■ GIVEN REQUEST ■
Restate the data word for word and leave the images out.

■ THE INPUT ■
-- BEGIN --

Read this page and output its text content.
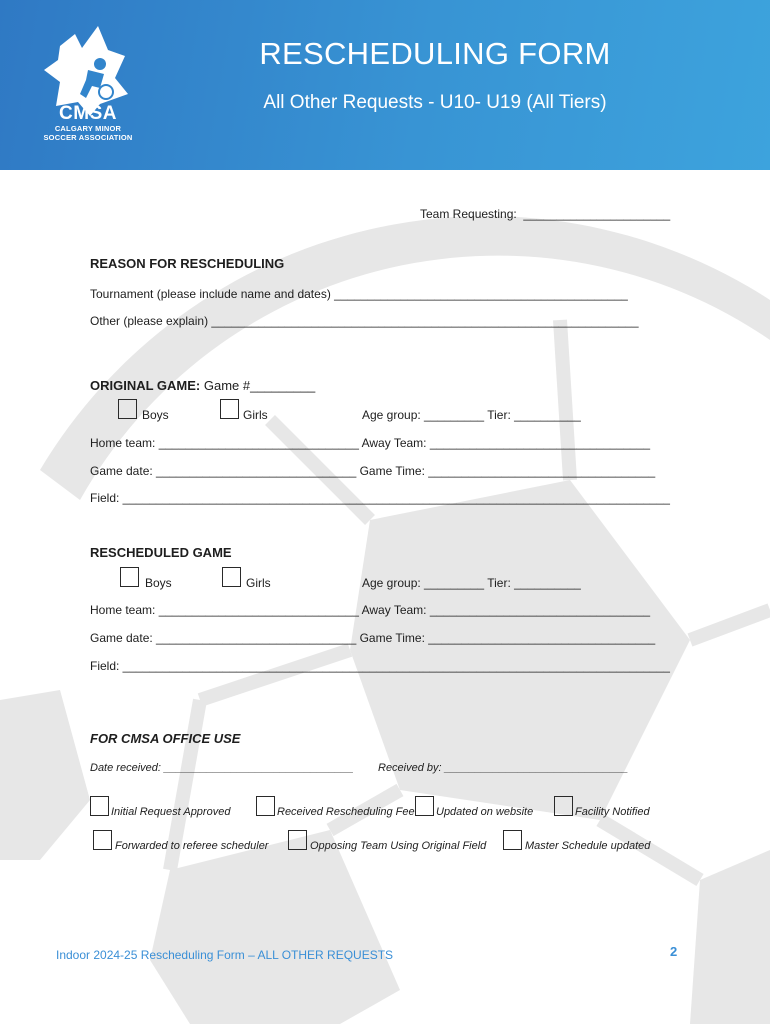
CMSA
CALGARY MINOR
SOCCER ASSOCIATION
RESCHEDULING FORM
All Other Requests - U10- U19 (All Tiers)
Team Requesting:  ______________________
REASON FOR RESCHEDULING
Tournament (please include name and dates) ____________________________________________
Other (please explain) ________________________________________________________________
ORIGINAL GAME: Game #_________
Boys	Girls	Age group: _________ Tier: __________
Home team: ______________________________ Away Team: _________________________________
Game date: ______________________________ Game Time: __________________________________
Field: __________________________________________________________________________________
RESCHEDULED GAME
Boys	Girls	Age group: _________ Tier: __________
Home team: ______________________________ Away Team: _________________________________
Game date: ______________________________ Game Time: __________________________________
Field: __________________________________________________________________________________
FOR CMSA OFFICE USE
Date received: _______________________________ Received by: ______________________________
Initial Request Approved	Received Rescheduling Fee Updated on website	Facility Notified
Forwarded to referee scheduler	Opposing Team Using Original Field	Master Schedule updated
Indoor 2024-25 Rescheduling Form – ALL OTHER REQUESTS	2
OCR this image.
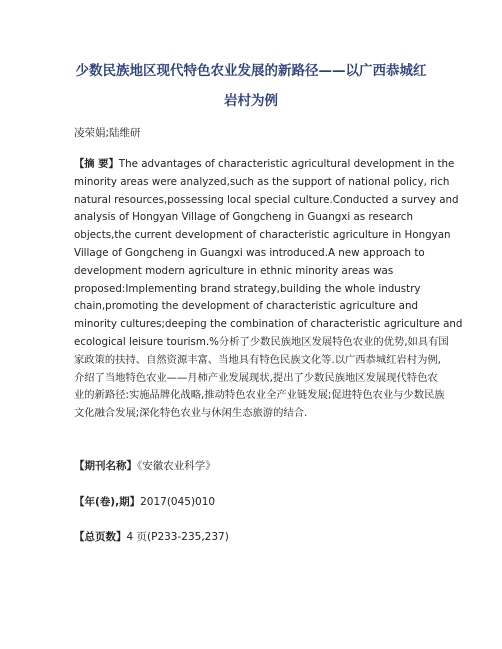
少数民族地区现代特色农业发展的新路径——以广西恭城红
岩村为例
凌荣娟;陆维研
【摘 要】The advantages of characteristic agricultural development in the
minority areas were analyzed,such as the support of national policy, rich
natural resources,possessing local special culture.Conducted a survey and
analysis of Hongyan Village of Gongcheng in Guangxi as research
objects,the current development of characteristic agriculture in Hongyan
Village of Gongcheng in Guangxi was introduced.A new approach to
development modern agriculture in ethnic minority areas was
proposed:Implementing brand strategy,building the whole industry
chain,promoting the development of characteristic agriculture and
minority cultures;deeping the combination of characteristic agriculture and
ecological leisure tourism.%分析了少数民族地区发展特色农业的优势,如具有国
家政策的扶持、自然资源丰富、当地具有特色民族文化等.以广西恭城红岩村为例,
介绍了当地特色农业——月柿产业发展现状,提出了少数民族地区发展现代特色农
业的新路径:实施品牌化战略,推动特色农业全产业链发展;促进特色农业与少数民族
文化融合发展;深化特色农业与休闲生态旅游的结合.
【期刊名称】《安徽农业科学》
【年(卷),期】2017(045)010
【总页数】4 页(P233-235,237)
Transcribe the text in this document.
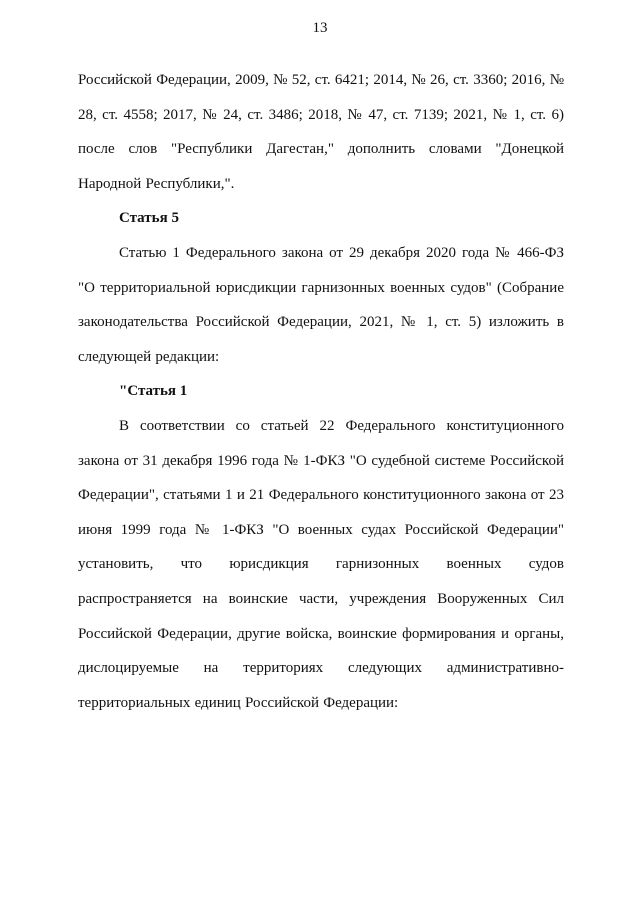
13

Российской Федерации, 2009, № 52, ст. 6421; 2014, № 26, ст. 3360; 2016, № 28, ст. 4558; 2017, № 24, ст. 3486; 2018, № 47, ст. 7139; 2021, № 1, ст. 6) после слов "Республики Дагестан," дополнить словами "Донецкой Народной Республики,".

Статья 5

Статью 1 Федерального закона от 29 декабря 2020 года № 466-ФЗ "О территориальной юрисдикции гарнизонных военных судов" (Собрание законодательства Российской Федерации, 2021, № 1, ст. 5) изложить в следующей редакции:

"Статья 1

В соответствии со статьей 22 Федерального конституционного закона от 31 декабря 1996 года № 1-ФКЗ "О судебной системе Российской Федерации", статьями 1 и 21 Федерального конституционного закона от 23 июня 1999 года № 1-ФКЗ "О военных судах Российской Федерации" установить, что юрисдикция гарнизонных военных судов распространяется на воинские части, учреждения Вооруженных Сил Российской Федерации, другие войска, воинские формирования и органы, дислоцируемые на территориях следующих административно-территориальных единиц Российской Федерации:
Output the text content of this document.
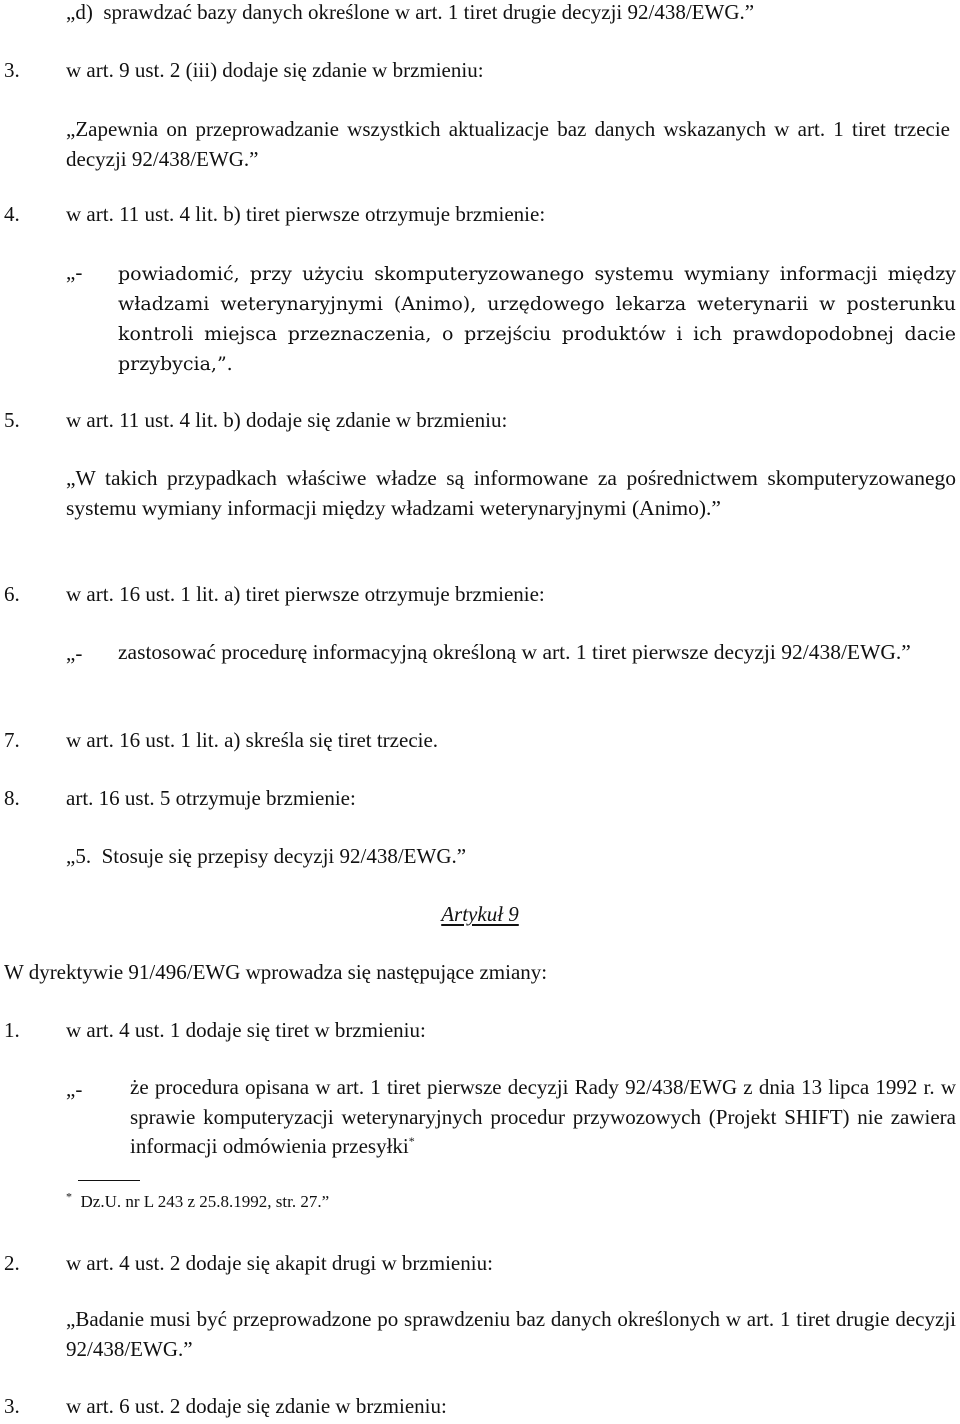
„d)  sprawdzać bazy danych określone w art. 1 tiret drugie decyzji 92/438/EWG.”
3. w art. 9 ust. 2 (iii) dodaje się zdanie w brzmieniu:
„Zapewnia on przeprowadzanie wszystkich aktualizacje baz danych wskazanych w art. 1 tiret trzecie decyzji 92/438/EWG.”
4. w art. 11 ust. 4 lit. b) tiret pierwsze otrzymuje brzmienie:
„- powiadomić, przy użyciu skomputeryzowanego systemu wymiany informacji między władzami weterynaryjnymi (Animo), urzędowego lekarza weterynarii w posterunku kontroli miejsca przeznaczenia, o przejściu produktów i ich prawdopodobnej dacie przybycia,”.
5. w art. 11 ust. 4 lit. b) dodaje się zdanie w brzmieniu:
„W takich przypadkach właściwe władze są informowane za pośrednictwem skomputeryzowanego systemu wymiany informacji między władzami weterynaryjnymi (Animo).”
6. w art. 16 ust. 1 lit. a) tiret pierwsze otrzymuje brzmienie:
„- zastosować procedurę informacyjną określoną w art. 1 tiret pierwsze decyzji 92/438/EWG.”
7. w art. 16 ust. 1 lit. a) skreśla się tiret trzecie.
8. art. 16 ust. 5 otrzymuje brzmienie:
„5.  Stosuje się przepisy decyzji 92/438/EWG.”
Artykuł 9
W dyrektywie 91/496/EWG wprowadza się następujące zmiany:
1. w art. 4 ust. 1 dodaje się tiret w brzmieniu:
„- że procedura opisana w art. 1 tiret pierwsze decyzji Rady 92/438/EWG z dnia 13 lipca 1992 r. w sprawie komputeryzacji weterynaryjnych procedur przywozowych (Projekt SHIFT) nie zawiera informacji odmówienia przesyłki*
* Dz.U. nr L 243 z 25.8.1992, str. 27.”
2. w art. 4 ust. 2 dodaje się akapit drugi w brzmieniu:
„Badanie musi być przeprowadzone po sprawdzeniu baz danych określonych w art. 1 tiret drugie decyzji 92/438/EWG.”
3. w art. 6 ust. 2 dodaje się zdanie w brzmieniu:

-- END --

■ FULL ANSWER ■
Read this page and output its text content.
CMSA
CALGARY MINOR
SOCCER ASSOCIATION
RESCHEDULING FORM
All Other Requests - U10- U19 (All Tiers)
Team Requesting:  ______________________
REASON FOR RESCHEDULING
Tournament (please include name and dates) ____________________________________________
Other (please explain) ________________________________________________________________
ORIGINAL GAME: Game #_________
Boys	Girls	Age group: _________ Tier: __________
Home team: ______________________________ Away Team: _________________________________
Game date: ______________________________ Game Time: __________________________________
Field: __________________________________________________________________________________
RESCHEDULED GAME
Boys	Girls	Age group: _________ Tier: __________
Home team: ______________________________ Away Team: _________________________________
Game date: ______________________________ Game Time: __________________________________
Field: __________________________________________________________________________________
FOR CMSA OFFICE USE
Date received: _______________________________ Received by: ______________________________
Initial Request Approved	Received Rescheduling Fee Updated on website	Facility Notified
Forwarded to referee scheduler	Opposing Team Using Original Field	Master Schedule updated
Indoor 2024-25 Rescheduling Form – ALL OTHER REQUESTS	2
OCR this image.
少数民族地区现代特色农业发展的新路径——以广西恭城红
岩村为例
凌荣娟;陆维研
【摘 要】The advantages of characteristic agricultural development in the
minority areas were analyzed,such as the support of national policy, rich
natural resources,possessing local special culture.Conducted a survey and
analysis of Hongyan Village of Gongcheng in Guangxi as research
objects,the current development of characteristic agriculture in Hongyan
Village of Gongcheng in Guangxi was introduced.A new approach to
development modern agriculture in ethnic minority areas was
proposed:Implementing brand strategy,building the whole industry
chain,promoting the development of characteristic agriculture and
minority cultures;deeping the combination of characteristic agriculture and
ecological leisure tourism.%分析了少数民族地区发展特色农业的优势,如具有国
家政策的扶持、自然资源丰富、当地具有特色民族文化等.以广西恭城红岩村为例,
介绍了当地特色农业——月柿产业发展现状,提出了少数民族地区发展现代特色农
业的新路径:实施品牌化战略,推动特色农业全产业链发展;促进特色农业与少数民族
文化融合发展;深化特色农业与休闲生态旅游的结合.
【期刊名称】《安徽农业科学》
【年(卷),期】2017(045)010
【总页数】4 页(P233-235,237)
Transcribe the text in this document.
13

Российской Федерации, 2009, № 52, ст. 6421; 2014, № 26, ст. 3360; 2016, № 28, ст. 4558; 2017, № 24, ст. 3486; 2018, № 47, ст. 7139; 2021, № 1, ст. 6) после слов "Республики Дагестан," дополнить словами "Донецкой Народной Республики,".

Статья 5

Статью 1 Федерального закона от 29 декабря 2020 года № 466-ФЗ "О территориальной юрисдикции гарнизонных военных судов" (Собрание законодательства Российской Федерации, 2021, № 1, ст. 5) изложить в следующей редакции:

"Статья 1

В соответствии со статьей 22 Федерального конституционного закона от 31 декабря 1996 года № 1-ФКЗ "О судебной системе Российской Федерации", статьями 1 и 21 Федерального конституционного закона от 23 июня 1999 года № 1-ФКЗ "О военных судах Российской Федерации" установить, что юрисдикция гарнизонных военных судов распространяется на воинские части, учреждения Вооруженных Сил Российской Федерации, другие войска, воинские формирования и органы, дислоцируемые на территориях следующих административно-территориальных единиц Российской Федерации:
Output the text content of this document.
„d)  sprawdzać bazy danych określone w art. 1 tiret drugie decyzji 92/438/EWG.”
3. w art. 9 ust. 2 (iii) dodaje się zdanie w brzmieniu:
„Zapewnia on przeprowadzanie wszystkich aktualizacje baz danych wskazanych w art. 1 tiret trzecie decyzji 92/438/EWG.”
4. w art. 11 ust. 4 lit. b) tiret pierwsze otrzymuje brzmienie:
„- powiadomić, przy użyciu skomputeryzowanego systemu wymiany informacji między władzami weterynaryjnymi (Animo), urzędowego lekarza weterynarii w posterunku kontroli miejsca przeznaczenia, o przejściu produktów i ich prawdopodobnej dacie przybycia,”.
5. w art. 11 ust. 4 lit. b) dodaje się zdanie w brzmieniu:
„W takich przypadkach właściwe władze są informowane za pośrednictwem skomputeryzowanego systemu wymiany informacji między władzami weterynaryjnymi (Animo).”
6. w art. 16 ust. 1 lit. a) tiret pierwsze otrzymuje brzmienie:
„- zastosować procedurę informacyjną określoną w art. 1 tiret pierwsze decyzji 92/438/EWG.”
7. w art. 16 ust. 1 lit. a) skreśla się tiret trzecie.
8. art. 16 ust. 5 otrzymuje brzmienie:
„5.  Stosuje się przepisy decyzji 92/438/EWG.”
Artykuł 9
W dyrektywie 91/496/EWG wprowadza się następujące zmiany:
1. w art. 4 ust. 1 dodaje się tiret w brzmieniu:
„- że procedura opisana w art. 1 tiret pierwsze decyzji Rady 92/438/EWG z dnia 13 lipca 1992 r. w sprawie komputeryzacji weterynaryjnych procedur przywozowych (Projekt SHIFT) nie zawiera informacji odmówienia przesyłki*
* Dz.U. nr L 243 z 25.8.1992, str. 27.”
2. w art. 4 ust. 2 dodaje się akapit drugi w brzmieniu:
„Badanie musi być przeprowadzone po sprawdzeniu baz danych określonych w art. 1 tiret drugie decyzji 92/438/EWG.”
3. w art. 6 ust. 2 dodaje się zdanie w brzmieniu:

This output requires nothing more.